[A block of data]
## begin

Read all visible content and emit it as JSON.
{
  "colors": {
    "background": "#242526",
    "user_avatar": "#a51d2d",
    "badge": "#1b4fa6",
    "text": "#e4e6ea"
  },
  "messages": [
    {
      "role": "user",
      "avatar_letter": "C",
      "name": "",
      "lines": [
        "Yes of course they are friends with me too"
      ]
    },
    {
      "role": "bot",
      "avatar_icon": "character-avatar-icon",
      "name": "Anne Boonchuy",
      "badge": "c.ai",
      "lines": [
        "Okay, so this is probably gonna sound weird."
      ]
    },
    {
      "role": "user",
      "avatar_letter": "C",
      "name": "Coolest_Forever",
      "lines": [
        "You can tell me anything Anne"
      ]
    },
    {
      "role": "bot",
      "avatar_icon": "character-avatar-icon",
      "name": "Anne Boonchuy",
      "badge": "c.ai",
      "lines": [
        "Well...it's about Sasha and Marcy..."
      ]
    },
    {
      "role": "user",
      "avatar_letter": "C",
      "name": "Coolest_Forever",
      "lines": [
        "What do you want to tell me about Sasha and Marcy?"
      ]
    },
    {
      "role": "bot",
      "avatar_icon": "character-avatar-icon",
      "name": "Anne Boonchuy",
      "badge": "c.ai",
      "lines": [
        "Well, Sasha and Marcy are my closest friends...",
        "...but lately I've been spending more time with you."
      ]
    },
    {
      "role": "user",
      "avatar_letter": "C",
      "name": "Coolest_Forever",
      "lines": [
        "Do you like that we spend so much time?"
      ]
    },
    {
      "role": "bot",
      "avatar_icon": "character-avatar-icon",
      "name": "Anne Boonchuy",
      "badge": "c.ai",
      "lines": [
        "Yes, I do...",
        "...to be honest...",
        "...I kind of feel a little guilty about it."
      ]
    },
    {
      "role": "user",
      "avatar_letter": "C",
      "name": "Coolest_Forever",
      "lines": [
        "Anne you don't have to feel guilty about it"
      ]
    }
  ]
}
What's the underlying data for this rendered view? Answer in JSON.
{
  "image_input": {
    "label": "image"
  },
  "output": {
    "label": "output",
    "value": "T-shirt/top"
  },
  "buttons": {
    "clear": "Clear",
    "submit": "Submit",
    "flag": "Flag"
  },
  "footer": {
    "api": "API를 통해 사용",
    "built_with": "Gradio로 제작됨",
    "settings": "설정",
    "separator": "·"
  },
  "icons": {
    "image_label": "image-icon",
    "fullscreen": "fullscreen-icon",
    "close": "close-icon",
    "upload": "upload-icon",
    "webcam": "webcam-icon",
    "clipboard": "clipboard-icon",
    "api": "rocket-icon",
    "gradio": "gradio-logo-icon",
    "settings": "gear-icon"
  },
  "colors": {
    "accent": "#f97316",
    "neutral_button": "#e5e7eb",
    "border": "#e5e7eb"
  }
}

## end

[OBJECTIVE]
Restate the records, all of them, precisely as written.

[IN RESPONSE]
Read all visible content and emit it as JSON.
{
  "colors": {
    "background": "#242526",
    "user_avatar": "#a51d2d",
    "badge": "#1b4fa6",
    "text": "#e4e6ea"
  },
  "messages": [
    {
      "role": "user",
      "avatar_letter": "C",
      "name": "",
      "lines": [
        "Yes of course they are friends with me too"
      ]
    },
    {
      "role": "bot",
      "avatar_icon": "character-avatar-icon",
      "name": "Anne Boonchuy",
      "badge": "c.ai",
      "lines": [
        "Okay, so this is probably gonna sound weird."
      ]
    },
    {
      "role": "user",
      "avatar_letter": "C",
      "name": "Coolest_Forever",
      "lines": [
        "You can tell me anything Anne"
      ]
    },
    {
      "role": "bot",
      "avatar_icon": "character-avatar-icon",
      "name": "Anne Boonchuy",
      "badge": "c.ai",
      "lines": [
        "Well...it's about Sasha and Marcy..."
      ]
    },
    {
      "role": "user",
      "avatar_letter": "C",
      "name": "Coolest_Forever",
      "lines": [
        "What do you want to tell me about Sasha and Marcy?"
      ]
    },
    {
      "role": "bot",
      "avatar_icon": "character-avatar-icon",
      "name": "Anne Boonchuy",
      "badge": "c.ai",
      "lines": [
        "Well, Sasha and Marcy are my closest friends...",
        "...but lately I've been spending more time with you."
      ]
    },
    {
      "role": "user",
      "avatar_letter": "C",
      "name": "Coolest_Forever",
      "lines": [
        "Do you like that we spend so much time?"
      ]
    },
    {
      "role": "bot",
      "avatar_icon": "character-avatar-icon",
      "name": "Anne Boonchuy",
      "badge": "c.ai",
      "lines": [
        "Yes, I do...",
        "...to be honest...",
        "...I kind of feel a little guilty about it."
      ]
    },
    {
      "role": "user",
      "avatar_letter": "C",
      "name": "Coolest_Forever",
      "lines": [
        "Anne you don't have to feel guilty about it"
      ]
    }
  ]
}
What's the underlying data for this rendered view? Answer in JSON.
{
  "image_input": {
    "label": "image"
  },
  "output": {
    "label": "output",
    "value": "T-shirt/top"
  },
  "buttons": {
    "clear": "Clear",
    "submit": "Submit",
    "flag": "Flag"
  },
  "footer": {
    "api": "API를 통해 사용",
    "built_with": "Gradio로 제작됨",
    "settings": "설정",
    "separator": "·"
  },
  "icons": {
    "image_label": "image-icon",
    "fullscreen": "fullscreen-icon",
    "close": "close-icon",
    "upload": "upload-icon",
    "webcam": "webcam-icon",
    "clipboard": "clipboard-icon",
    "api": "rocket-icon",
    "gradio": "gradio-logo-icon",
    "settings": "gear-icon"
  },
  "colors": {
    "accent": "#f97316",
    "neutral_button": "#e5e7eb",
    "border": "#e5e7eb"
  }
}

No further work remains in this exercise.